%%

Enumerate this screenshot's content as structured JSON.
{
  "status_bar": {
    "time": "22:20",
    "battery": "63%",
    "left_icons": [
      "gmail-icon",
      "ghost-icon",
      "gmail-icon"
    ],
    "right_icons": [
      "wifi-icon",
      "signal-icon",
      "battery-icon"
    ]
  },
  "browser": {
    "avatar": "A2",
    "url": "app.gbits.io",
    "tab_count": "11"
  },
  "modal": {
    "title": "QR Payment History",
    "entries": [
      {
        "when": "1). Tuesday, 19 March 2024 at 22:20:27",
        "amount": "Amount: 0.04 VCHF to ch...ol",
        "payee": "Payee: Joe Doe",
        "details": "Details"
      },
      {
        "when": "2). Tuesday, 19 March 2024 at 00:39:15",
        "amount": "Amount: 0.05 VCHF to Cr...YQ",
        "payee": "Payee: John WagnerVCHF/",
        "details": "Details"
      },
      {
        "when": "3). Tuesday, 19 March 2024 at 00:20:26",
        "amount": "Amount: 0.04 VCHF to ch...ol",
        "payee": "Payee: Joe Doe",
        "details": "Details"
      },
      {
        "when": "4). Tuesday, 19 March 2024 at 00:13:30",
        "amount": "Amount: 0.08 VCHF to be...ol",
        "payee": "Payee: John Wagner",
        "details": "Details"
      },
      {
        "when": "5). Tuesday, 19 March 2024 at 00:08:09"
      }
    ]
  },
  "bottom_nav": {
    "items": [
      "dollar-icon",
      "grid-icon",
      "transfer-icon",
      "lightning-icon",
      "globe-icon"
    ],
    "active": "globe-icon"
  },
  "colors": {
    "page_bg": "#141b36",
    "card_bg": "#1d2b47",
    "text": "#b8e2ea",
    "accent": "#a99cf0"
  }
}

%%

Pick out every line of the listing containing the word "Payee", and show those lines.

        "payee": "Payee: Joe Doe",
        "payee": "Payee: John WagnerVCHF/",
        "payee": "Payee: Joe Doe",
        "payee": "Payee: John Wagner",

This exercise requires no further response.